Collected data entries:
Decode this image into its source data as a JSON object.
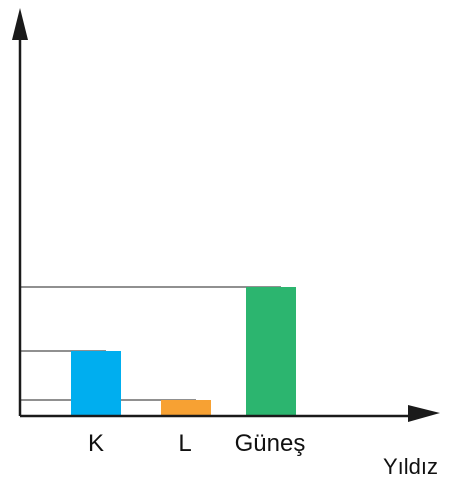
{
  "chart_data": {
    "type": "bar",
    "categories": [
      "K",
      "L",
      "Güneş"
    ],
    "values": [
      64,
      15,
      128
    ],
    "xlabel": "Yıldız",
    "ylabel": "",
    "ylim": [
      0,
      400
    ],
    "grid": false,
    "reference_lines": true,
    "colors": [
      "#00aeef",
      "#f7a133",
      "#2cb56f"
    ]
  }
}
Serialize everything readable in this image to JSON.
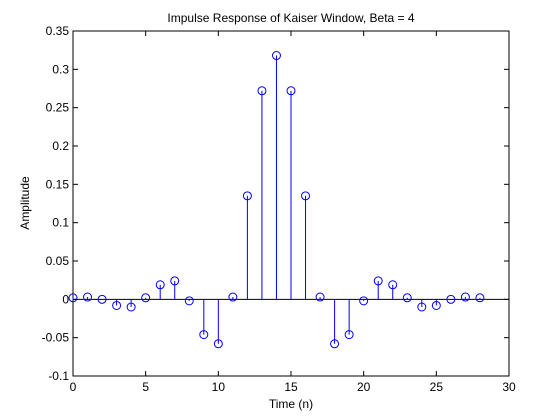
{
  "chart_data": {
    "type": "stem",
    "title": "Impulse Response of Kaiser Window, Beta = 4",
    "xlabel": "Time (n)",
    "ylabel": "Amplitude",
    "xlim": [
      0,
      30
    ],
    "ylim": [
      -0.1,
      0.35
    ],
    "xticks": [
      0,
      5,
      10,
      15,
      20,
      25,
      30
    ],
    "xtick_labels": [
      "0",
      "5",
      "10",
      "15",
      "20",
      "25",
      "30"
    ],
    "yticks": [
      -0.1,
      -0.05,
      0,
      0.05,
      0.1,
      0.15,
      0.2,
      0.25,
      0.3,
      0.35
    ],
    "ytick_labels": [
      "-0.1",
      "-0.05",
      "0",
      "0.05",
      "0.1",
      "0.15",
      "0.2",
      "0.25",
      "0.3",
      "0.35"
    ],
    "grid": false,
    "baseline": 0,
    "series": [
      {
        "color": "#0000ff",
        "marker": "open-circle",
        "x": [
          0,
          1,
          2,
          3,
          4,
          5,
          6,
          7,
          8,
          9,
          10,
          11,
          12,
          13,
          14,
          15,
          16,
          17,
          18,
          19,
          20,
          21,
          22,
          23,
          24,
          25,
          26,
          27,
          28
        ],
        "y": [
          0.002,
          0.003,
          0.0,
          -0.008,
          -0.01,
          0.002,
          0.019,
          0.024,
          -0.002,
          -0.046,
          -0.058,
          0.003,
          0.135,
          0.272,
          0.318,
          0.272,
          0.135,
          0.003,
          -0.058,
          -0.046,
          -0.002,
          0.024,
          0.019,
          0.002,
          -0.01,
          -0.008,
          0.0,
          0.003,
          0.002
        ]
      }
    ]
  }
}
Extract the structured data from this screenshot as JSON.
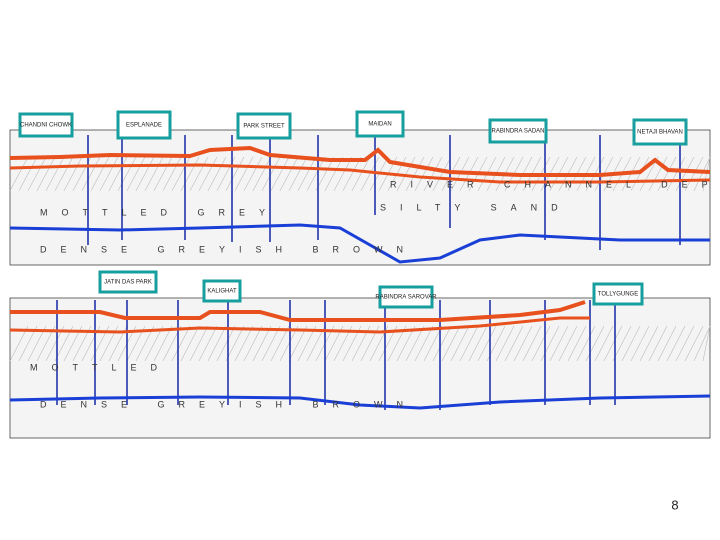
{
  "top_section": {
    "stations": [
      "CHANDNI CHOWK",
      "ESPLANADE",
      "PARK STREET",
      "MAIDAN",
      "RABINDRA SADAN",
      "NETAJI BHAVAN"
    ],
    "layers": [
      "MOTTLED GREY",
      "DENSE GREYISH BROWN",
      "RIVER CHANNEL DEPOSIT",
      "SILTY SAND"
    ]
  },
  "bottom_section": {
    "stations": [
      "JATIN DAS PARK",
      "KALIGHAT",
      "RABINDRA SAROVAR",
      "TOLLYGUNGE"
    ],
    "layers": [
      "MOTTLED",
      "DENSE GREYISH BROWN"
    ]
  },
  "page_number": "8"
}
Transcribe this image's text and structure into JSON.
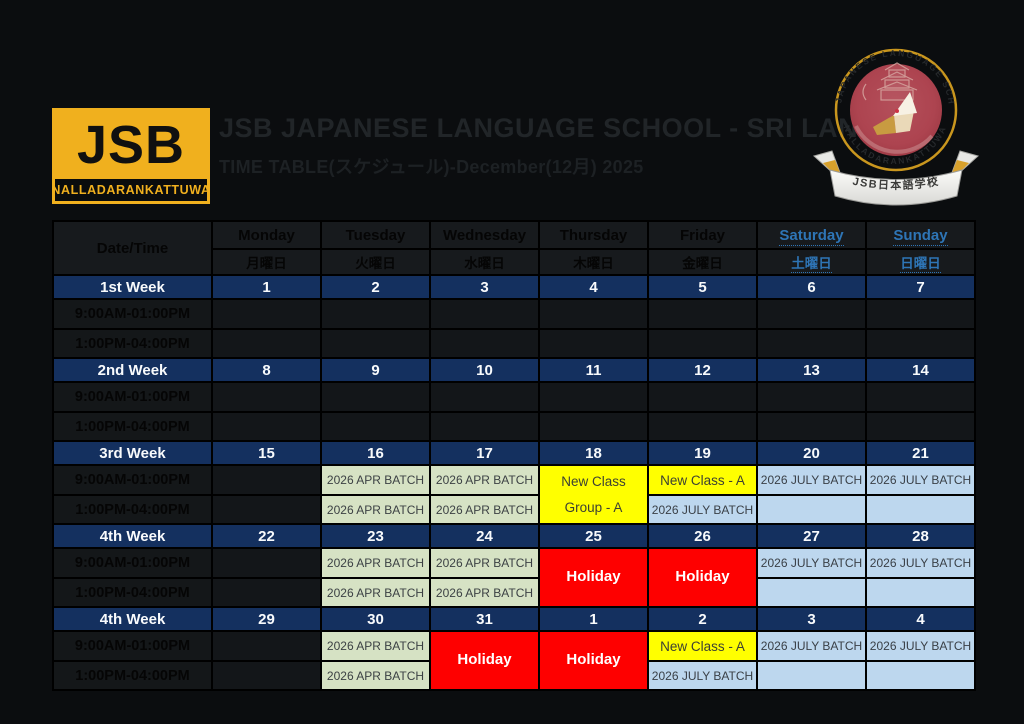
{
  "page": {
    "background": "#0b0d0f"
  },
  "brand": {
    "logo_text": "JSB",
    "logo_sub": "NALLADARANKATTUWA",
    "title": "JSB JAPANESE LANGUAGE SCHOOL - SRI LANKA",
    "subtitle": "TIME TABLE(スケジュール)-December(12月) 2025"
  },
  "emblem": {
    "ribbon_text": "JSB日本語学校",
    "arc_text_top": "JSB JAPANESE LANGUAGE SCHOOL",
    "arc_text_bottom": "NALLADARANKATTUWA"
  },
  "colors": {
    "logo_gold": "#F0B01E",
    "week_navy": "#14305F",
    "weekend_blue": "#2E75B6",
    "batch_green": "#D6E2C4",
    "batch_blue": "#BDD7EE",
    "class_yellow": "#FFFF00",
    "holiday_red": "#FE0000",
    "emblem_red": "#AE4450",
    "emblem_gold": "#C9961E"
  },
  "table": {
    "corner_label": "Date/Time",
    "days": [
      {
        "en": "Monday",
        "jp": "月曜日",
        "weekend": false
      },
      {
        "en": "Tuesday",
        "jp": "火曜日",
        "weekend": false
      },
      {
        "en": "Wednesday",
        "jp": "水曜日",
        "weekend": false
      },
      {
        "en": "Thursday",
        "jp": "木曜日",
        "weekend": false
      },
      {
        "en": "Friday",
        "jp": "金曜日",
        "weekend": false
      },
      {
        "en": "Saturday",
        "jp": "土曜日",
        "weekend": true
      },
      {
        "en": "Sunday",
        "jp": "日曜日",
        "weekend": true
      }
    ],
    "time_slots": [
      "9:00AM-01:00PM",
      "1:00PM-04:00PM"
    ],
    "weeks": [
      {
        "label": "1st Week",
        "dates": [
          "1",
          "2",
          "3",
          "4",
          "5",
          "6",
          "7"
        ],
        "cells": [
          null,
          null,
          null,
          null,
          null,
          null,
          null
        ]
      },
      {
        "label": "2nd Week",
        "dates": [
          "8",
          "9",
          "10",
          "11",
          "12",
          "13",
          "14"
        ],
        "cells": [
          null,
          null,
          null,
          null,
          null,
          null,
          null
        ]
      },
      {
        "label": "3rd Week",
        "dates": [
          "15",
          "16",
          "17",
          "18",
          "19",
          "20",
          "21"
        ],
        "cells": [
          null,
          {
            "am": {
              "text": "2026 APR BATCH",
              "style": "green"
            },
            "pm": {
              "text": "2026 APR BATCH",
              "style": "green"
            }
          },
          {
            "am": {
              "text": "2026 APR BATCH",
              "style": "green"
            },
            "pm": {
              "text": "2026 APR BATCH",
              "style": "green"
            }
          },
          {
            "merged": {
              "lines": [
                "New Class",
                "Group - A"
              ],
              "style": "yellow"
            }
          },
          {
            "am": {
              "text": "New Class - A",
              "style": "yellow"
            },
            "pm": {
              "text": "2026 JULY BATCH",
              "style": "blue"
            }
          },
          {
            "am": {
              "text": "2026 JULY BATCH",
              "style": "blue"
            },
            "pm": {
              "text": "",
              "style": "blue"
            }
          },
          {
            "am": {
              "text": "2026 JULY BATCH",
              "style": "blue"
            },
            "pm": {
              "text": "",
              "style": "blue"
            }
          }
        ]
      },
      {
        "label": "4th Week",
        "dates": [
          "22",
          "23",
          "24",
          "25",
          "26",
          "27",
          "28"
        ],
        "cells": [
          null,
          {
            "am": {
              "text": "2026 APR BATCH",
              "style": "green"
            },
            "pm": {
              "text": "2026 APR BATCH",
              "style": "green"
            }
          },
          {
            "am": {
              "text": "2026 APR BATCH",
              "style": "green"
            },
            "pm": {
              "text": "2026 APR BATCH",
              "style": "green"
            }
          },
          {
            "merged": {
              "lines": [
                "Holiday"
              ],
              "style": "red"
            }
          },
          {
            "merged": {
              "lines": [
                "Holiday"
              ],
              "style": "red"
            }
          },
          {
            "am": {
              "text": "2026 JULY BATCH",
              "style": "blue"
            },
            "pm": {
              "text": "",
              "style": "blue"
            }
          },
          {
            "am": {
              "text": "2026 JULY BATCH",
              "style": "blue"
            },
            "pm": {
              "text": "",
              "style": "blue"
            }
          }
        ]
      },
      {
        "label": "4th Week",
        "dates": [
          "29",
          "30",
          "31",
          "1",
          "2",
          "3",
          "4"
        ],
        "cells": [
          null,
          {
            "am": {
              "text": "2026 APR BATCH",
              "style": "green"
            },
            "pm": {
              "text": "2026 APR BATCH",
              "style": "green"
            }
          },
          {
            "merged": {
              "lines": [
                "Holiday"
              ],
              "style": "red"
            }
          },
          {
            "merged": {
              "lines": [
                "Holiday"
              ],
              "style": "red"
            }
          },
          {
            "am": {
              "text": "New Class - A",
              "style": "yellow"
            },
            "pm": {
              "text": "2026 JULY BATCH",
              "style": "blue"
            }
          },
          {
            "am": {
              "text": "2026 JULY BATCH",
              "style": "blue"
            },
            "pm": {
              "text": "",
              "style": "blue"
            }
          },
          {
            "am": {
              "text": "2026 JULY BATCH",
              "style": "blue"
            },
            "pm": {
              "text": "",
              "style": "blue"
            }
          }
        ]
      }
    ]
  }
}
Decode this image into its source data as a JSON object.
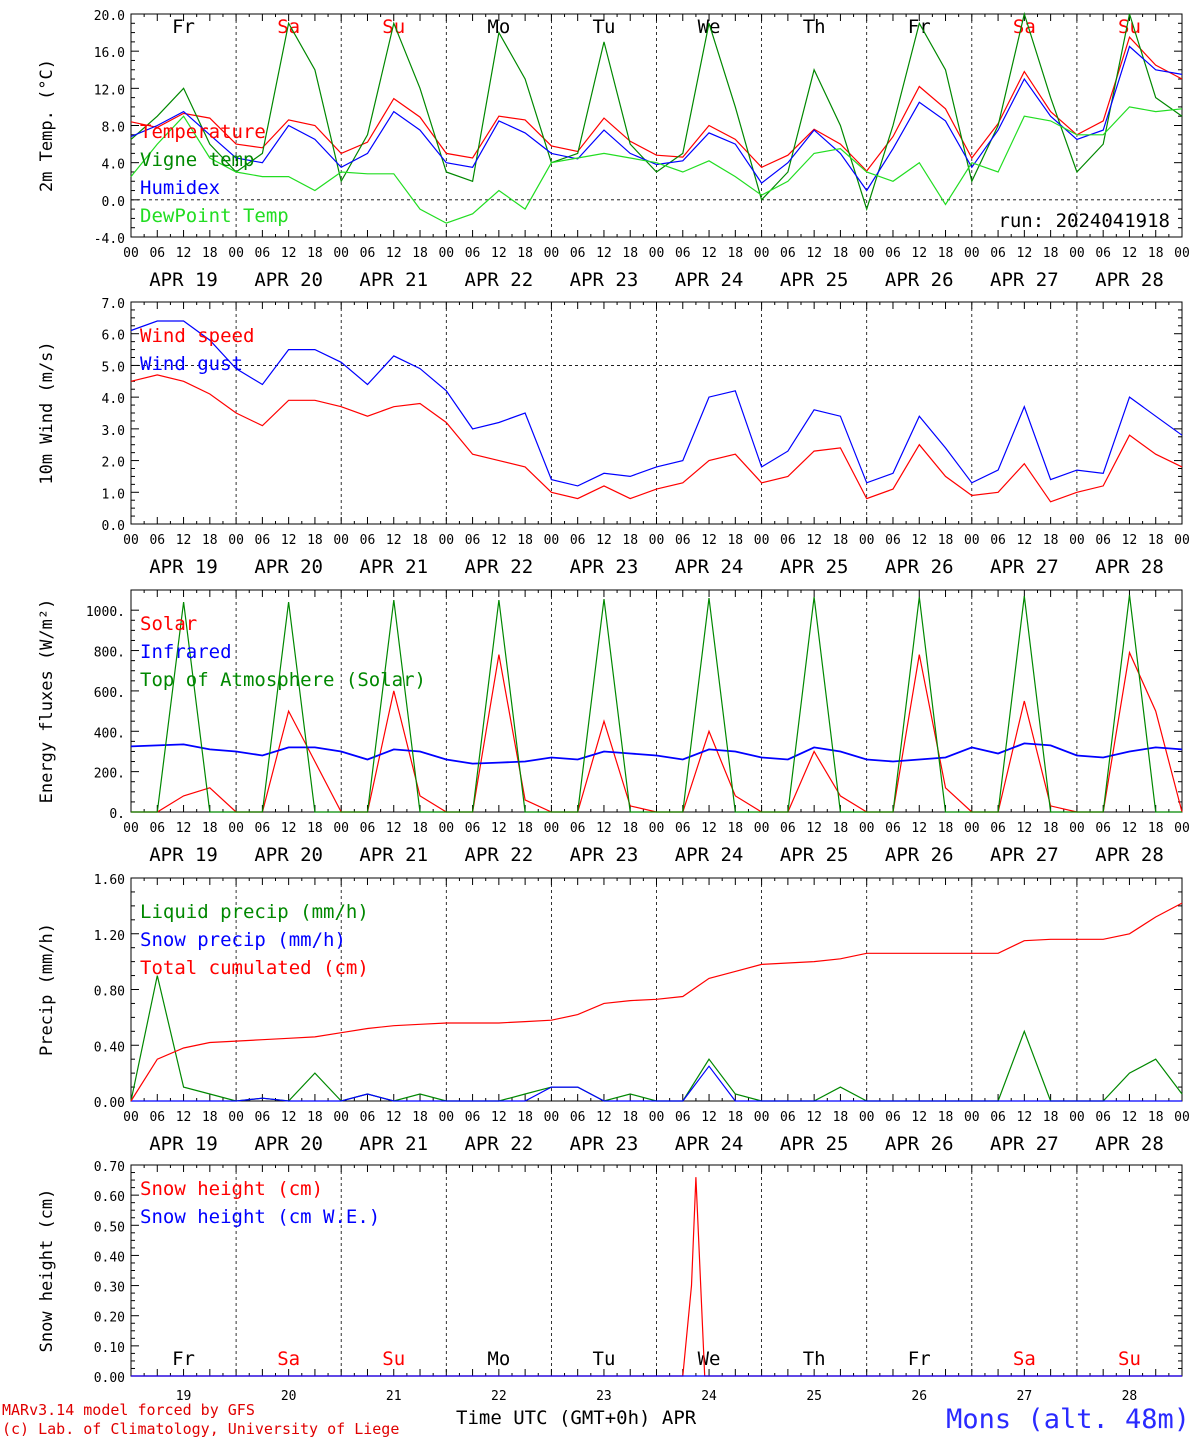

## Problem requirements
State how many lines include the string "BROWN". Give no other information.

## Result of the task
2